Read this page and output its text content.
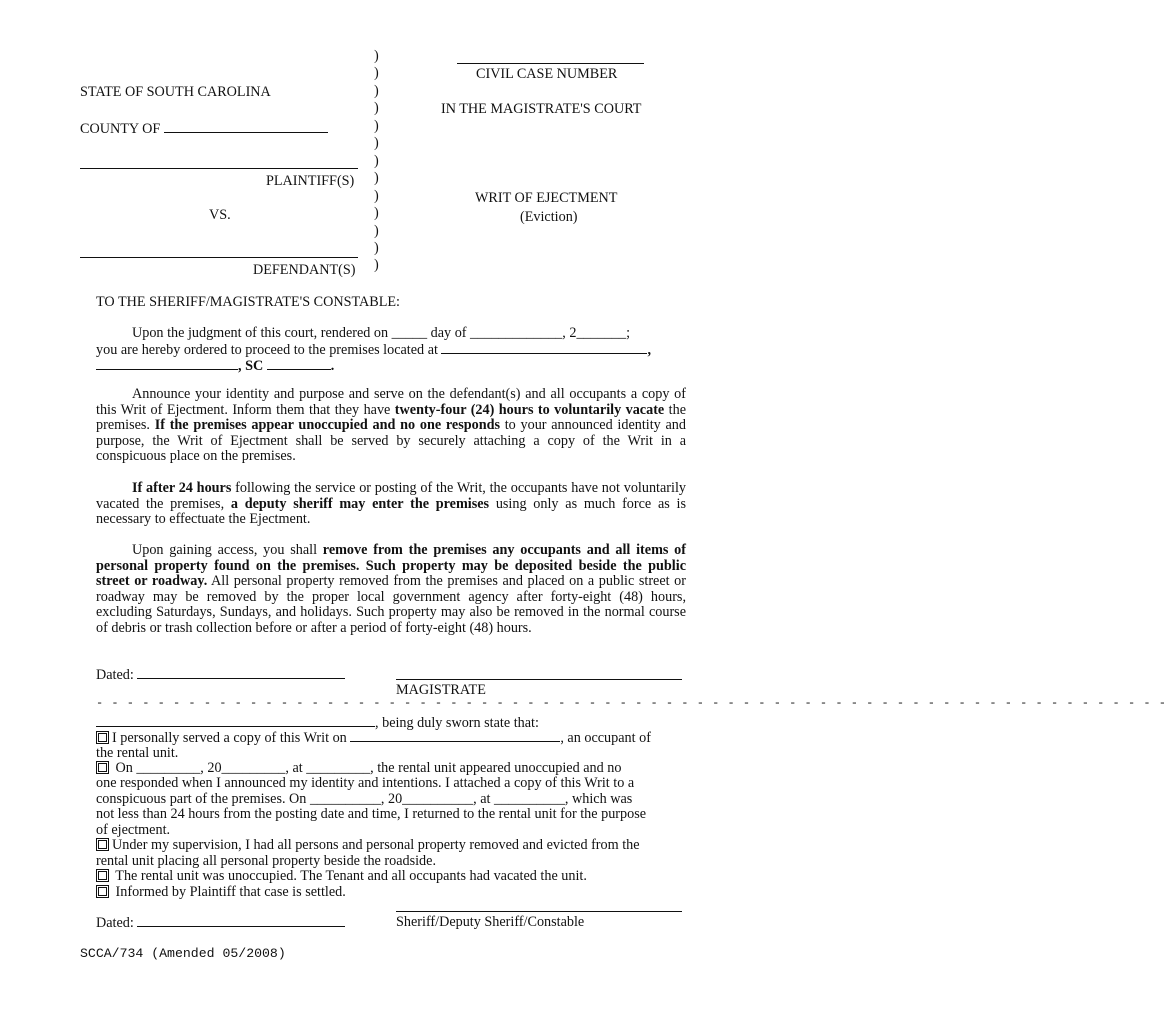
)
)
)
)
)
)
)
)
)
)
)
)
)
STATE OF SOUTH CAROLINA
COUNTY OF
PLAINTIFF(S)
VS.
DEFENDANT(S)
CIVIL CASE NUMBER
IN THE MAGISTRATE'S COURT
WRIT OF EJECTMENT
(Eviction)
TO THE SHERIFF/MAGISTRATE'S CONSTABLE:
Upon the judgment of this court, rendered on _____ day of _____________, 2_______;
you are hereby ordered to proceed to the premises located at	,
, SC	.
Announce your identity and purpose and serve on the defendant(s) and all occupants a copy of this Writ of Ejectment. Inform them that they have twenty-four (24) hours to voluntarily vacate the premises. If the premises appear unoccupied and no one responds to your announced identity and purpose, the Writ of Ejectment shall be served by securely attaching a copy of the Writ in a conspicuous place on the premises.
If after 24 hours following the service or posting of the Writ, the occupants have not voluntarily vacated the premises, a deputy sheriff may enter the premises using only as much force as is necessary to effectuate the Ejectment.
Upon gaining access, you shall remove from the premises any occupants and all items of personal property found on the premises. Such property may be deposited beside the public street or roadway. All personal property removed from the premises and placed on a public street or roadway may be removed by the proper local government agency after forty-eight (48) hours, excluding Saturdays, Sundays, and holidays. Such property may also be removed in the normal course of debris or trash collection before or after a period of forty-eight (48) hours.
Dated:
MAGISTRATE
- - - - - - - - - - - - - - - - - - - - - - - - - - - - - - - - - - - - - - - - - - - - - - - - - - - - - - - - - - - - - - - - - - - - - -
, being duly sworn state that:
I personally served a copy of this Writ on	, an occupant of
the rental unit.
On _________, 20_________, at _________, the rental unit appeared unoccupied and no
one responded when I announced my identity and intentions. I attached a copy of this Writ to a
conspicuous part of the premises. On __________, 20__________, at __________, which was
not less than 24 hours from the posting date and time, I returned to the rental unit for the purpose
of ejectment.
Under my supervision, I had all persons and personal property removed and evicted from the
rental unit placing all personal property beside the roadside.
The rental unit was unoccupied. The Tenant and all occupants had vacated the unit.
Informed by Plaintiff that case is settled.
Dated:	Sheriff/Deputy Sheriff/Constable
SCCA/734 (Amended 05/2008)
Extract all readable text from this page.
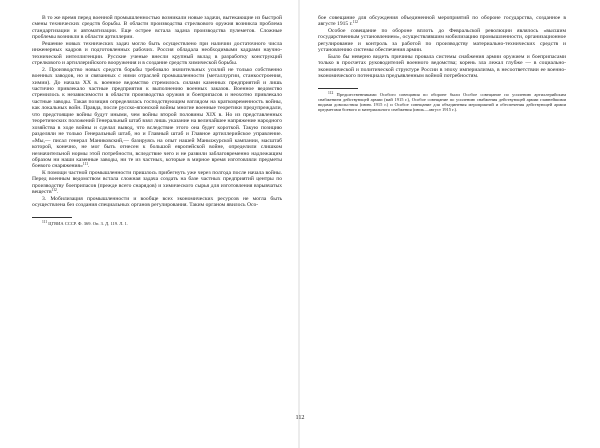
В то же время перед военной промышленностью возникали новые задачи, вытекающие из быстрой смены технических средств борьбы. В области производства стрелкового оружия возникла проблема стандартизации и автоматизации. Еще острее встала задача производства пулеметов. Сложные проблемы возникли в области артиллерии.

Решение новых технических задач могло быть осуществлено при наличии достаточного числа инженерных кадров и подготовленных рабочих. Россия обладала необходимыми кадрами научно-технической интеллигенции. Русские ученые внесли крупный вклад в разработку конструкций стрелкового и артиллерийского вооружения и в создание средств химической борьбы.

2. Производство новых средств борьбы требовало значительных усилий не только собственно военных заводов, но и связанных с ними отраслей промышленности (металлургии, станкостроения, химии). До начала XX в. военное ведомство стремилось силами казенных предприятий и лишь частично привлекало частные предприятия к выполнению военных заказов. Военное ведомство стремилось к независимости в области производства оружия и боеприпасов и неохотно привлекало частные заводы. Такая позиция определялась господствующим взглядом на кратковременность войны, как локальных войн. Правда, после русско-японской войны многие военные теоретики предупреждали, что предстоящие войны будут иными, чем войны второй половины XIX в. Но из представленных теоретических положений Генеральный штаб взял лишь указание на величайшее напряжение народного хозяйства в ходе войны и сделал вывод, что вследствие этого она будет короткой. Такую позицию разделяли не только Генеральный штаб, но и Главный штаб и Главное артиллерийское управление. «Мы,— писал генерал Маниковский,— базируясь на опыт нашей Маньчжурской кампании, масштаб которой, конечно, не мог быть отнесен к большой европейской войне, определили слишком незначительной нормы этой потребности, вследствие чего и не развили заблаговременно надлежащим образом ни наши казенные заводы, ни те из частных, которые в мирное время изготовляли предметы боевого снаряжения»$^{111}$.

К помощи частной промышленности пришлось прибегнуть уже через полгода после начала войны. Перед военным ведомством встала сложная задача создать на базе частных предприятий центры по производству боеприпасов (прежде всего снарядов) и химического сырья для изготовления взрывчатых веществ$^{112}$.

3. Мобилизация промышленности и вообще всех экономических ресурсов не могла быть осуществлена без создания специальных органов регулирования. Таким органом явилось Осо-

$^{111}$ ЦГВИА СССР. Ф. 369. Оп. 3. Д. 119. Л. 1.

бое совещание для обсуждения объединенной мероприятий по обороне государства, созданное в августе 1915 г.$^{112}$

Особое совещание по обороне вплоть до Февральской революции являлось «высшим государственным установлением», осуществлявшим мобилизацию промышленности, организационное регулирование и контроль за работой по производству материально-технических средств и установлению системы обеспечения армии.

Было бы неверно видеть причины провала системы снабжения армии оружием и боеприпасами только в просчетах руководителей военного ведомства; корень зла лежал глубже — в социально-экономической и политической структуре России в эпоху империализма, в несоответствии ее военно-экономического потенциала предъявленным войной потребностям.

$^{112}$ Предшественниками Особого совещания по обороне были Особое совещание по усилению артиллерийским снабжением действующей армии (май 1915 г.), Особое совещание по усилению снабжения действующей армии главнейшими видами довольствия (июнь 1915 г.) и Особое совещание для объединения мероприятий и обеспечения действующей армии предметами боевого и материального снабжения (июль—август 1915 г.).

112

Problem to work on ::
Ignore the images and quote every line of the listing exactly.

Expected answer ::
Read this page and output its text content.
)
)
)
)
)
)
)
)
)
)
)
)
)
STATE OF SOUTH CAROLINA
COUNTY OF
PLAINTIFF(S)
VS.
DEFENDANT(S)
CIVIL CASE NUMBER
IN THE MAGISTRATE'S COURT
WRIT OF EJECTMENT
(Eviction)
TO THE SHERIFF/MAGISTRATE'S CONSTABLE:
Upon the judgment of this court, rendered on _____ day of _____________, 2_______;
you are hereby ordered to proceed to the premises located at	,
, SC	.
Announce your identity and purpose and serve on the defendant(s) and all occupants a copy of this Writ of Ejectment. Inform them that they have twenty-four (24) hours to voluntarily vacate the premises. If the premises appear unoccupied and no one responds to your announced identity and purpose, the Writ of Ejectment shall be served by securely attaching a copy of the Writ in a conspicuous place on the premises.
If after 24 hours following the service or posting of the Writ, the occupants have not voluntarily vacated the premises, a deputy sheriff may enter the premises using only as much force as is necessary to effectuate the Ejectment.
Upon gaining access, you shall remove from the premises any occupants and all items of personal property found on the premises. Such property may be deposited beside the public street or roadway. All personal property removed from the premises and placed on a public street or roadway may be removed by the proper local government agency after forty-eight (48) hours, excluding Saturdays, Sundays, and holidays. Such property may also be removed in the normal course of debris or trash collection before or after a period of forty-eight (48) hours.
Dated:
MAGISTRATE
- - - - - - - - - - - - - - - - - - - - - - - - - - - - - - - - - - - - - - - - - - - - - - - - - - - - - - - - - - - - - - - - - - - - - -
, being duly sworn state that:
I personally served a copy of this Writ on	, an occupant of
the rental unit.
On _________, 20_________, at _________, the rental unit appeared unoccupied and no
one responded when I announced my identity and intentions. I attached a copy of this Writ to a
conspicuous part of the premises. On __________, 20__________, at __________, which was
not less than 24 hours from the posting date and time, I returned to the rental unit for the purpose
of ejectment.
Under my supervision, I had all persons and personal property removed and evicted from the
rental unit placing all personal property beside the roadside.
The rental unit was unoccupied. The Tenant and all occupants had vacated the unit.
Informed by Plaintiff that case is settled.
Dated:	Sheriff/Deputy Sheriff/Constable
SCCA/734 (Amended 05/2008)
Extract all readable text from this page.
В то же время перед военной промышленностью возникали новые задачи, вытекающие из быстрой смены технических средств борьбы. В области производства стрелкового оружия возникла проблема стандартизации и автоматизации. Еще острее встала задача производства пулеметов. Сложные проблемы возникли в области артиллерии.

Решение новых технических задач могло быть осуществлено при наличии достаточного числа инженерных кадров и подготовленных рабочих. Россия обладала необходимыми кадрами научно-технической интеллигенции. Русские ученые внесли крупный вклад в разработку конструкций стрелкового и артиллерийского вооружения и в создание средств химической борьбы.

2. Производство новых средств борьбы требовало значительных усилий не только собственно военных заводов, но и связанных с ними отраслей промышленности (металлургии, станкостроения, химии). До начала XX в. военное ведомство стремилось силами казенных предприятий и лишь частично привлекало частные предприятия к выполнению военных заказов. Военное ведомство стремилось к независимости в области производства оружия и боеприпасов и неохотно привлекало частные заводы. Такая позиция определялась господствующим взглядом на кратковременность войны, как локальных войн. Правда, после русско-японской войны многие военные теоретики предупреждали, что предстоящие войны будут иными, чем войны второй половины XIX в. Но из представленных теоретических положений Генеральный штаб взял лишь указание на величайшее напряжение народного хозяйства в ходе войны и сделал вывод, что вследствие этого она будет короткой. Такую позицию разделяли не только Генеральный штаб, но и Главный штаб и Главное артиллерийское управление. «Мы,— писал генерал Маниковский,— базируясь на опыт нашей Маньчжурской кампании, масштаб которой, конечно, не мог быть отнесен к большой европейской войне, определили слишком незначительной нормы этой потребности, вследствие чего и не развили заблаговременно надлежащим образом ни наши казенные заводы, ни те из частных, которые в мирное время изготовляли предметы боевого снаряжения»$^{111}$.

К помощи частной промышленности пришлось прибегнуть уже через полгода после начала войны. Перед военным ведомством встала сложная задача создать на базе частных предприятий центры по производству боеприпасов (прежде всего снарядов) и химического сырья для изготовления взрывчатых веществ$^{112}$.

3. Мобилизация промышленности и вообще всех экономических ресурсов не могла быть осуществлена без создания специальных органов регулирования. Таким органом явилось Осо-

$^{111}$ ЦГВИА СССР. Ф. 369. Оп. 3. Д. 119. Л. 1.

бое совещание для обсуждения объединенной мероприятий по обороне государства, созданное в августе 1915 г.$^{112}$

Особое совещание по обороне вплоть до Февральской революции являлось «высшим государственным установлением», осуществлявшим мобилизацию промышленности, организационное регулирование и контроль за работой по производству материально-технических средств и установлению системы обеспечения армии.

Было бы неверно видеть причины провала системы снабжения армии оружием и боеприпасами только в просчетах руководителей военного ведомства; корень зла лежал глубже — в социально-экономической и политической структуре России в эпоху империализма, в несоответствии ее военно-экономического потенциала предъявленным войной потребностям.

$^{112}$ Предшественниками Особого совещания по обороне были Особое совещание по усилению артиллерийским снабжением действующей армии (май 1915 г.), Особое совещание по усилению снабжения действующей армии главнейшими видами довольствия (июнь 1915 г.) и Особое совещание для объединения мероприятий и обеспечения действующей армии предметами боевого и материального снабжения (июль—август 1915 г.).

112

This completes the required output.